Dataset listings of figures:
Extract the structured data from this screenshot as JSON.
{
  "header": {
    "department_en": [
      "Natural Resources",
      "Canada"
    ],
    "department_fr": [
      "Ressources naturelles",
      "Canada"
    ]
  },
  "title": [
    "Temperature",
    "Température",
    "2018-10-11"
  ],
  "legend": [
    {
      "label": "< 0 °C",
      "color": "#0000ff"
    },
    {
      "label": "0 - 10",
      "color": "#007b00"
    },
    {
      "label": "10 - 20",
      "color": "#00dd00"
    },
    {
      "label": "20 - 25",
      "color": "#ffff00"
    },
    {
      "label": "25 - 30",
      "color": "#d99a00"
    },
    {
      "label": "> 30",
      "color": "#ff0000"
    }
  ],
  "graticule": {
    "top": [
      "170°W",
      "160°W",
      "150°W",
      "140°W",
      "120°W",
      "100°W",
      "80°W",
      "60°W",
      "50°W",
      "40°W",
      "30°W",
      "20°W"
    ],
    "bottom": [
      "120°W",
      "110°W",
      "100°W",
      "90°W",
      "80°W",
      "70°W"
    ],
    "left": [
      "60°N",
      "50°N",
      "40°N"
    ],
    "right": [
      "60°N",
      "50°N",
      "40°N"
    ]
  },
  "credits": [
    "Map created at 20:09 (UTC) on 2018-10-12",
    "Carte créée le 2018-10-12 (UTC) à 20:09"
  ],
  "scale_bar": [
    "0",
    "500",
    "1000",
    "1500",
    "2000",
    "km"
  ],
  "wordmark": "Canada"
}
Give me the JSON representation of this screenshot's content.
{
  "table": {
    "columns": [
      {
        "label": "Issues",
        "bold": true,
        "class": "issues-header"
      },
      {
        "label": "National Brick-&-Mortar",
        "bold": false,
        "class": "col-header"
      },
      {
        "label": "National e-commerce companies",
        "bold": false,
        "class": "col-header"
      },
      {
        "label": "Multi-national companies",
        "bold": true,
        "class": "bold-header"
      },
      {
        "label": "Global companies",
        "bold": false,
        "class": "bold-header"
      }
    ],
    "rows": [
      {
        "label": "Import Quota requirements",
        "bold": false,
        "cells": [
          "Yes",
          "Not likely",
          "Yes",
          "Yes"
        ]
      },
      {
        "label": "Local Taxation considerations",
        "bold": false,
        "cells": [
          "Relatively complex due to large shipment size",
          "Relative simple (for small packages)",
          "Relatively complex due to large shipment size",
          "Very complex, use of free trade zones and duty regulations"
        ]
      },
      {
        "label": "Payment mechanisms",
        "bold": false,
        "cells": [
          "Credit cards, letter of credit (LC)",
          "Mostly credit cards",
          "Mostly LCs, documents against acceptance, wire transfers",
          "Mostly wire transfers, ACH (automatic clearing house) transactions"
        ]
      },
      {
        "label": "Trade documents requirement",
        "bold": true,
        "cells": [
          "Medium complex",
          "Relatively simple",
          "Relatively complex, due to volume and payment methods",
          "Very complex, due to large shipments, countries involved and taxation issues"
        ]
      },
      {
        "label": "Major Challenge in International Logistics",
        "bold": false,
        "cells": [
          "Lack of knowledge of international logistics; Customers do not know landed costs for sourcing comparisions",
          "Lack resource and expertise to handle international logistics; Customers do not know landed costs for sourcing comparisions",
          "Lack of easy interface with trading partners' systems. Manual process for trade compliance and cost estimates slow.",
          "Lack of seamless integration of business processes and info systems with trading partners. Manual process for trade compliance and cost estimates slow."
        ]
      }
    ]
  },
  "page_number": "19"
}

Problem requirements -> In the records above, find each line with the word "simple" and copy it.

Solution below ->
          "Relative simple (for small packages)",
          "Relatively simple",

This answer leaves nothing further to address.